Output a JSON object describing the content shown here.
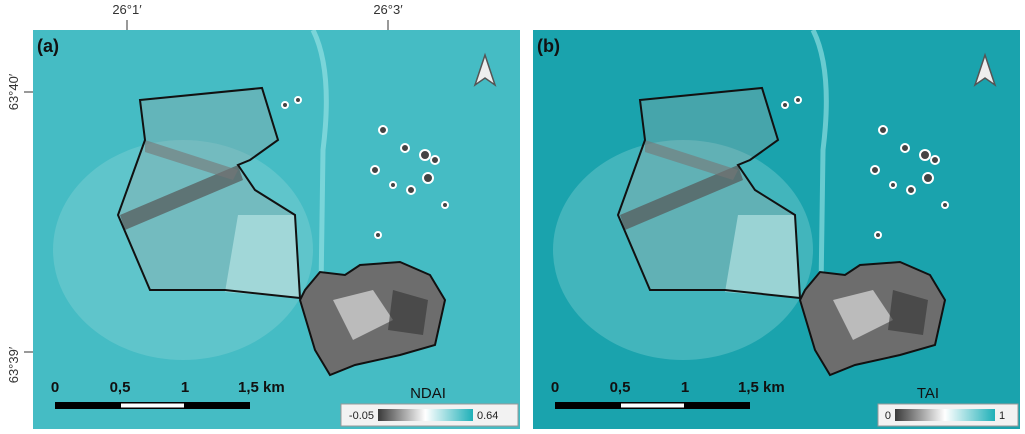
{
  "axes": {
    "top": [
      "26°1′",
      "26°3′"
    ],
    "left": [
      "63°40′",
      "63°39′"
    ]
  },
  "panels": [
    {
      "label": "(a)",
      "scale": [
        "0",
        "0,5",
        "1",
        "1,5 km"
      ],
      "legend": {
        "title": "NDAI",
        "min": "-0.05",
        "max": "0.64"
      }
    },
    {
      "label": "(b)",
      "scale": [
        "0",
        "0,5",
        "1",
        "1,5 km"
      ],
      "legend": {
        "title": "TAI",
        "min": "0",
        "max": "1"
      }
    }
  ]
}
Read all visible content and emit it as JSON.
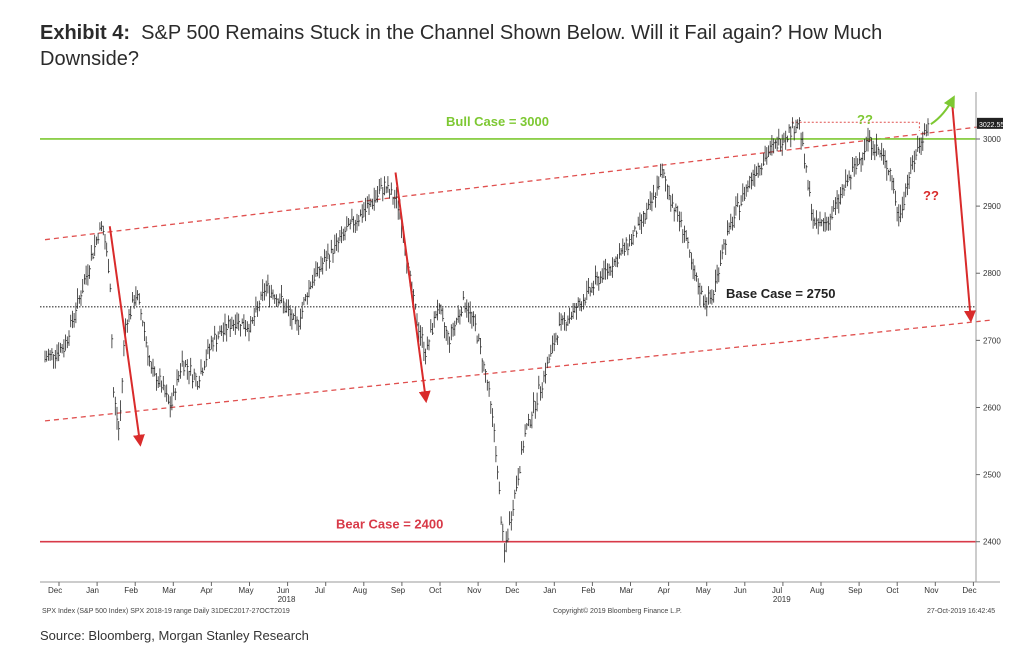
{
  "header": {
    "exhibit": "Exhibit 4:",
    "title": "S&P 500 Remains Stuck in the Channel Shown Below. Will it Fail again? How Much Downside?"
  },
  "source": "Source: Bloomberg, Morgan Stanley Research",
  "colors": {
    "bull": "#7dc832",
    "bear": "#d83a48",
    "arrow": "#d92b2b",
    "channel": "#e0504f",
    "base": "#333333",
    "price": "#2a2a2a"
  },
  "chart_data": {
    "type": "line",
    "title": "S&P 500 Remains Stuck in the Channel Shown Below. Will it Fail again? How Much Downside?",
    "ylim": [
      2340,
      3070
    ],
    "yticks": [
      2400,
      2500,
      2600,
      2700,
      2800,
      2900,
      3000
    ],
    "last_value_label": "3022.55",
    "x_months": [
      "Dec",
      "Jan",
      "Feb",
      "Mar",
      "Apr",
      "May",
      "Jun",
      "Jul",
      "Aug",
      "Sep",
      "Oct",
      "Nov",
      "Dec",
      "Jan",
      "Feb",
      "Mar",
      "Apr",
      "May",
      "Jun",
      "Jul",
      "Aug",
      "Sep",
      "Oct",
      "Nov",
      "Dec"
    ],
    "year_labels": [
      {
        "text": "2018",
        "month_index": 6
      },
      {
        "text": "2019",
        "month_index": 19
      }
    ],
    "series": [
      {
        "name": "SPX",
        "points": [
          [
            0,
            2673
          ],
          [
            0.5,
            2690
          ],
          [
            1.0,
            2780
          ],
          [
            1.4,
            2860
          ],
          [
            1.5,
            2872
          ],
          [
            1.7,
            2800
          ],
          [
            1.8,
            2620
          ],
          [
            1.95,
            2560
          ],
          [
            2.1,
            2720
          ],
          [
            2.4,
            2770
          ],
          [
            2.6,
            2720
          ],
          [
            2.8,
            2650
          ],
          [
            3.0,
            2640
          ],
          [
            3.3,
            2600
          ],
          [
            3.6,
            2670
          ],
          [
            4.0,
            2640
          ],
          [
            4.4,
            2700
          ],
          [
            4.8,
            2720
          ],
          [
            5.0,
            2730
          ],
          [
            5.4,
            2720
          ],
          [
            5.8,
            2780
          ],
          [
            6.2,
            2760
          ],
          [
            6.6,
            2720
          ],
          [
            7.0,
            2790
          ],
          [
            7.5,
            2830
          ],
          [
            8.0,
            2870
          ],
          [
            8.5,
            2900
          ],
          [
            8.9,
            2930
          ],
          [
            9.3,
            2900
          ],
          [
            9.6,
            2780
          ],
          [
            9.8,
            2720
          ],
          [
            10.0,
            2680
          ],
          [
            10.3,
            2750
          ],
          [
            10.6,
            2700
          ],
          [
            11.0,
            2760
          ],
          [
            11.3,
            2720
          ],
          [
            11.6,
            2640
          ],
          [
            11.8,
            2560
          ],
          [
            12.05,
            2380
          ],
          [
            12.3,
            2460
          ],
          [
            12.6,
            2560
          ],
          [
            13.0,
            2630
          ],
          [
            13.5,
            2720
          ],
          [
            14.0,
            2750
          ],
          [
            14.5,
            2790
          ],
          [
            15.0,
            2820
          ],
          [
            15.5,
            2860
          ],
          [
            15.9,
            2900
          ],
          [
            16.2,
            2950
          ],
          [
            16.5,
            2900
          ],
          [
            16.8,
            2860
          ],
          [
            17.0,
            2800
          ],
          [
            17.3,
            2760
          ],
          [
            17.5,
            2760
          ],
          [
            17.8,
            2840
          ],
          [
            18.2,
            2900
          ],
          [
            18.6,
            2950
          ],
          [
            19.0,
            2980
          ],
          [
            19.5,
            3010
          ],
          [
            19.8,
            3025
          ],
          [
            20.0,
            2940
          ],
          [
            20.2,
            2870
          ],
          [
            20.6,
            2880
          ],
          [
            21.0,
            2930
          ],
          [
            21.3,
            2960
          ],
          [
            21.6,
            3000
          ],
          [
            21.9,
            2980
          ],
          [
            22.2,
            2950
          ],
          [
            22.4,
            2880
          ],
          [
            22.7,
            2950
          ],
          [
            23.0,
            3000
          ],
          [
            23.2,
            3022.55
          ]
        ]
      }
    ],
    "annotations": {
      "bull_case": {
        "label": "Bull Case = 3000",
        "value": 3000
      },
      "base_case": {
        "label": "Base Case = 2750",
        "value": 2750
      },
      "bear_case": {
        "label": "Bear Case = 2400",
        "value": 2400
      },
      "question_up": "??",
      "question_down": "??"
    },
    "channel": {
      "upper": [
        [
          0,
          2850
        ],
        [
          24.8,
          3020
        ]
      ],
      "lower": [
        [
          0,
          2580
        ],
        [
          24.8,
          2730
        ]
      ]
    },
    "arrows": [
      {
        "from": [
          1.7,
          2870
        ],
        "to": [
          2.5,
          2545
        ]
      },
      {
        "from": [
          9.2,
          2950
        ],
        "to": [
          10.0,
          2610
        ]
      },
      {
        "from": [
          23.8,
          3060
        ],
        "to": [
          24.3,
          2730
        ]
      }
    ],
    "footer": {
      "left": "SPX Index (S&P 500 Index) SPX 2018-19 range Daily 31DEC2017-27OCT2019",
      "center": "Copyright© 2019 Bloomberg Finance L.P.",
      "right": "27-Oct-2019 16:42:45"
    }
  }
}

_STATED TASK_:
Transcribe every record above exactly as written, leaving out any pictures.

_PROBLEM SOLUTION_:
Output a JSON object describing the content shown here.
{
  "axes": {
    "top": [
      "26°1′",
      "26°3′"
    ],
    "left": [
      "63°40′",
      "63°39′"
    ]
  },
  "panels": [
    {
      "label": "(a)",
      "scale": [
        "0",
        "0,5",
        "1",
        "1,5 km"
      ],
      "legend": {
        "title": "NDAI",
        "min": "-0.05",
        "max": "0.64"
      }
    },
    {
      "label": "(b)",
      "scale": [
        "0",
        "0,5",
        "1",
        "1,5 km"
      ],
      "legend": {
        "title": "TAI",
        "min": "0",
        "max": "1"
      }
    }
  ]
}
Read all visible content and emit it as JSON.
{
  "header": {
    "exhibit": "Exhibit 4:",
    "title": "S&P 500 Remains Stuck in the Channel Shown Below. Will it Fail again? How Much Downside?"
  },
  "source": "Source: Bloomberg, Morgan Stanley Research",
  "colors": {
    "bull": "#7dc832",
    "bear": "#d83a48",
    "arrow": "#d92b2b",
    "channel": "#e0504f",
    "base": "#333333",
    "price": "#2a2a2a"
  },
  "chart_data": {
    "type": "line",
    "title": "S&P 500 Remains Stuck in the Channel Shown Below. Will it Fail again? How Much Downside?",
    "ylim": [
      2340,
      3070
    ],
    "yticks": [
      2400,
      2500,
      2600,
      2700,
      2800,
      2900,
      3000
    ],
    "last_value_label": "3022.55",
    "x_months": [
      "Dec",
      "Jan",
      "Feb",
      "Mar",
      "Apr",
      "May",
      "Jun",
      "Jul",
      "Aug",
      "Sep",
      "Oct",
      "Nov",
      "Dec",
      "Jan",
      "Feb",
      "Mar",
      "Apr",
      "May",
      "Jun",
      "Jul",
      "Aug",
      "Sep",
      "Oct",
      "Nov",
      "Dec"
    ],
    "year_labels": [
      {
        "text": "2018",
        "month_index": 6
      },
      {
        "text": "2019",
        "month_index": 19
      }
    ],
    "series": [
      {
        "name": "SPX",
        "points": [
          [
            0,
            2673
          ],
          [
            0.5,
            2690
          ],
          [
            1.0,
            2780
          ],
          [
            1.4,
            2860
          ],
          [
            1.5,
            2872
          ],
          [
            1.7,
            2800
          ],
          [
            1.8,
            2620
          ],
          [
            1.95,
            2560
          ],
          [
            2.1,
            2720
          ],
          [
            2.4,
            2770
          ],
          [
            2.6,
            2720
          ],
          [
            2.8,
            2650
          ],
          [
            3.0,
            2640
          ],
          [
            3.3,
            2600
          ],
          [
            3.6,
            2670
          ],
          [
            4.0,
            2640
          ],
          [
            4.4,
            2700
          ],
          [
            4.8,
            2720
          ],
          [
            5.0,
            2730
          ],
          [
            5.4,
            2720
          ],
          [
            5.8,
            2780
          ],
          [
            6.2,
            2760
          ],
          [
            6.6,
            2720
          ],
          [
            7.0,
            2790
          ],
          [
            7.5,
            2830
          ],
          [
            8.0,
            2870
          ],
          [
            8.5,
            2900
          ],
          [
            8.9,
            2930
          ],
          [
            9.3,
            2900
          ],
          [
            9.6,
            2780
          ],
          [
            9.8,
            2720
          ],
          [
            10.0,
            2680
          ],
          [
            10.3,
            2750
          ],
          [
            10.6,
            2700
          ],
          [
            11.0,
            2760
          ],
          [
            11.3,
            2720
          ],
          [
            11.6,
            2640
          ],
          [
            11.8,
            2560
          ],
          [
            12.05,
            2380
          ],
          [
            12.3,
            2460
          ],
          [
            12.6,
            2560
          ],
          [
            13.0,
            2630
          ],
          [
            13.5,
            2720
          ],
          [
            14.0,
            2750
          ],
          [
            14.5,
            2790
          ],
          [
            15.0,
            2820
          ],
          [
            15.5,
            2860
          ],
          [
            15.9,
            2900
          ],
          [
            16.2,
            2950
          ],
          [
            16.5,
            2900
          ],
          [
            16.8,
            2860
          ],
          [
            17.0,
            2800
          ],
          [
            17.3,
            2760
          ],
          [
            17.5,
            2760
          ],
          [
            17.8,
            2840
          ],
          [
            18.2,
            2900
          ],
          [
            18.6,
            2950
          ],
          [
            19.0,
            2980
          ],
          [
            19.5,
            3010
          ],
          [
            19.8,
            3025
          ],
          [
            20.0,
            2940
          ],
          [
            20.2,
            2870
          ],
          [
            20.6,
            2880
          ],
          [
            21.0,
            2930
          ],
          [
            21.3,
            2960
          ],
          [
            21.6,
            3000
          ],
          [
            21.9,
            2980
          ],
          [
            22.2,
            2950
          ],
          [
            22.4,
            2880
          ],
          [
            22.7,
            2950
          ],
          [
            23.0,
            3000
          ],
          [
            23.2,
            3022.55
          ]
        ]
      }
    ],
    "annotations": {
      "bull_case": {
        "label": "Bull Case = 3000",
        "value": 3000
      },
      "base_case": {
        "label": "Base Case = 2750",
        "value": 2750
      },
      "bear_case": {
        "label": "Bear Case = 2400",
        "value": 2400
      },
      "question_up": "??",
      "question_down": "??"
    },
    "channel": {
      "upper": [
        [
          0,
          2850
        ],
        [
          24.8,
          3020
        ]
      ],
      "lower": [
        [
          0,
          2580
        ],
        [
          24.8,
          2730
        ]
      ]
    },
    "arrows": [
      {
        "from": [
          1.7,
          2870
        ],
        "to": [
          2.5,
          2545
        ]
      },
      {
        "from": [
          9.2,
          2950
        ],
        "to": [
          10.0,
          2610
        ]
      },
      {
        "from": [
          23.8,
          3060
        ],
        "to": [
          24.3,
          2730
        ]
      }
    ],
    "footer": {
      "left": "SPX Index (S&P 500 Index) SPX 2018-19 range Daily 31DEC2017-27OCT2019",
      "center": "Copyright© 2019 Bloomberg Finance L.P.",
      "right": "27-Oct-2019 16:42:45"
    }
  }
}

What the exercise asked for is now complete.